◆ **TASK OBJECTIVE**
Go through the listing and set it down exactly, leaving out its pictures.

◆ **EXCERPTED RECORDS**
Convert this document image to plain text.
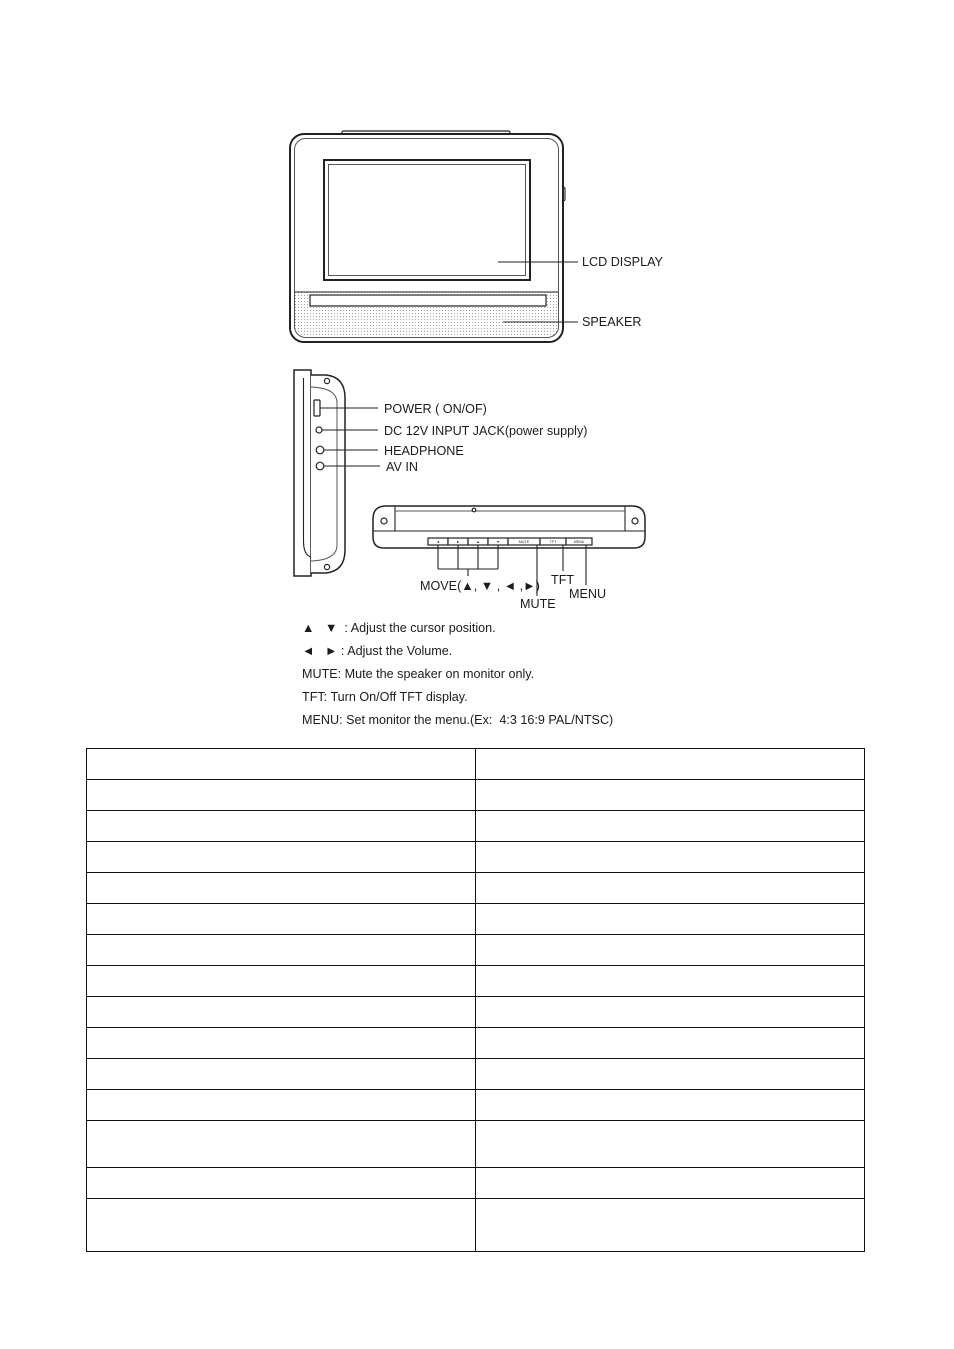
LCD DISPLAY
SPEAKER
POWER ( ON/OF)
DC 12V INPUT JACK(power supply)
HEADPHONE
AV IN
◄	►	▲	▼	MUTE	TFT	MENU
MOVE(▲, ▼ , ◄ ,►)
MUTE
TFT
MENU
▲   ▼  : Adjust the cursor position.
◄   ► : Adjust the Volume.
MUTE: Mute the speaker on monitor only.
TFT: Turn On/Off TFT display.
MENU: Set monitor the menu.(Ex:  4:3 16:9 PAL/NTSC)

◆ **CORRECT RESPONSE**
Convert this document image to plain text.
LCD DISPLAY
SPEAKER
POWER ( ON/OF)
DC 12V INPUT JACK(power supply)
HEADPHONE
AV IN
◄	►	▲	▼	MUTE	TFT	MENU
MOVE(▲, ▼ , ◄ ,►)
MUTE
TFT
MENU
▲   ▼  : Adjust the cursor position.
◄   ► : Adjust the Volume.
MUTE: Mute the speaker on monitor only.
TFT: Turn On/Off TFT display.
MENU: Set monitor the menu.(Ex:  4:3 16:9 PAL/NTSC)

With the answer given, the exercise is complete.